*BRIEF*: Extract every line of the material below and reproduce it faithfully.

·····

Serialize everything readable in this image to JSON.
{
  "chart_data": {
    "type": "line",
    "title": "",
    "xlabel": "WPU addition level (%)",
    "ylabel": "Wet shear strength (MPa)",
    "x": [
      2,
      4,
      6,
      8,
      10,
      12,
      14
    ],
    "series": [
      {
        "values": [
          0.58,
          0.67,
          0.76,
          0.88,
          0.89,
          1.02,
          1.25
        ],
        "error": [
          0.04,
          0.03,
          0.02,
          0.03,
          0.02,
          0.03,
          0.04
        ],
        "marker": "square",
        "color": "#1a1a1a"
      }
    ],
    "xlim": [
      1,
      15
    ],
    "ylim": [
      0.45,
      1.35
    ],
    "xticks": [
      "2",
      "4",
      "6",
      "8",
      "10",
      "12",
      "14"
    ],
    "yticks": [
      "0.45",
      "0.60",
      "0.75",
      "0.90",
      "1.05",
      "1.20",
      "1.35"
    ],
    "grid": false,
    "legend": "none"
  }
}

·····

*EXERCISE RESPONSE*:
Serialize everything readable in this image to JSON.
{
  "chart_data": {
    "type": "line",
    "title": "",
    "xlabel": "WPU addition level (%)",
    "ylabel": "Wet shear strength (MPa)",
    "x": [
      2,
      4,
      6,
      8,
      10,
      12,
      14
    ],
    "series": [
      {
        "values": [
          0.58,
          0.67,
          0.76,
          0.88,
          0.89,
          1.02,
          1.25
        ],
        "error": [
          0.04,
          0.03,
          0.02,
          0.03,
          0.02,
          0.03,
          0.04
        ],
        "marker": "square",
        "color": "#1a1a1a"
      }
    ],
    "xlim": [
      1,
      15
    ],
    "ylim": [
      0.45,
      1.35
    ],
    "xticks": [
      "2",
      "4",
      "6",
      "8",
      "10",
      "12",
      "14"
    ],
    "yticks": [
      "0.45",
      "0.60",
      "0.75",
      "0.90",
      "1.05",
      "1.20",
      "1.35"
    ],
    "grid": false,
    "legend": "none"
  }
}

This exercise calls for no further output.